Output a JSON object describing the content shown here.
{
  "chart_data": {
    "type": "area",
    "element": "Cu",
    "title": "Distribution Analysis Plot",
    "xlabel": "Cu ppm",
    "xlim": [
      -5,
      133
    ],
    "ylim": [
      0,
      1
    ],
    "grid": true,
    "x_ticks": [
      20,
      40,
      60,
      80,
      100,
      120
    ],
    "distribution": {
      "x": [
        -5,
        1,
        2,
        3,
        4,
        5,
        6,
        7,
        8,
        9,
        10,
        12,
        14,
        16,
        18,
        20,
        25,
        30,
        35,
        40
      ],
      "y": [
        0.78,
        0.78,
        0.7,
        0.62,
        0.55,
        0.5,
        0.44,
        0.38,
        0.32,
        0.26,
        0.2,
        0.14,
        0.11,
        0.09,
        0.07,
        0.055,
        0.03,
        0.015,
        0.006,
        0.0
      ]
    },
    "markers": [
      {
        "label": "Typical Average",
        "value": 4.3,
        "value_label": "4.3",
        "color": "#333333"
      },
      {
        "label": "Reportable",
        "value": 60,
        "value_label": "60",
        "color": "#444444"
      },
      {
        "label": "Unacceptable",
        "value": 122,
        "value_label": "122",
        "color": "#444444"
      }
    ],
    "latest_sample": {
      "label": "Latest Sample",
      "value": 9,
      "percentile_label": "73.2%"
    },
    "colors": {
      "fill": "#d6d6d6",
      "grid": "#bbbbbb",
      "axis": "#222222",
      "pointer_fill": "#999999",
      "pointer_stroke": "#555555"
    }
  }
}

▶ **Directions for this task**: Copy the material above, line for line.

▶ **Worked solution**:
Output a JSON object describing the content shown here.
{
  "chart_data": {
    "type": "area",
    "element": "Cu",
    "title": "Distribution Analysis Plot",
    "xlabel": "Cu ppm",
    "xlim": [
      -5,
      133
    ],
    "ylim": [
      0,
      1
    ],
    "grid": true,
    "x_ticks": [
      20,
      40,
      60,
      80,
      100,
      120
    ],
    "distribution": {
      "x": [
        -5,
        1,
        2,
        3,
        4,
        5,
        6,
        7,
        8,
        9,
        10,
        12,
        14,
        16,
        18,
        20,
        25,
        30,
        35,
        40
      ],
      "y": [
        0.78,
        0.78,
        0.7,
        0.62,
        0.55,
        0.5,
        0.44,
        0.38,
        0.32,
        0.26,
        0.2,
        0.14,
        0.11,
        0.09,
        0.07,
        0.055,
        0.03,
        0.015,
        0.006,
        0.0
      ]
    },
    "markers": [
      {
        "label": "Typical Average",
        "value": 4.3,
        "value_label": "4.3",
        "color": "#333333"
      },
      {
        "label": "Reportable",
        "value": 60,
        "value_label": "60",
        "color": "#444444"
      },
      {
        "label": "Unacceptable",
        "value": 122,
        "value_label": "122",
        "color": "#444444"
      }
    ],
    "latest_sample": {
      "label": "Latest Sample",
      "value": 9,
      "percentile_label": "73.2%"
    },
    "colors": {
      "fill": "#d6d6d6",
      "grid": "#bbbbbb",
      "axis": "#222222",
      "pointer_fill": "#999999",
      "pointer_stroke": "#555555"
    }
  }
}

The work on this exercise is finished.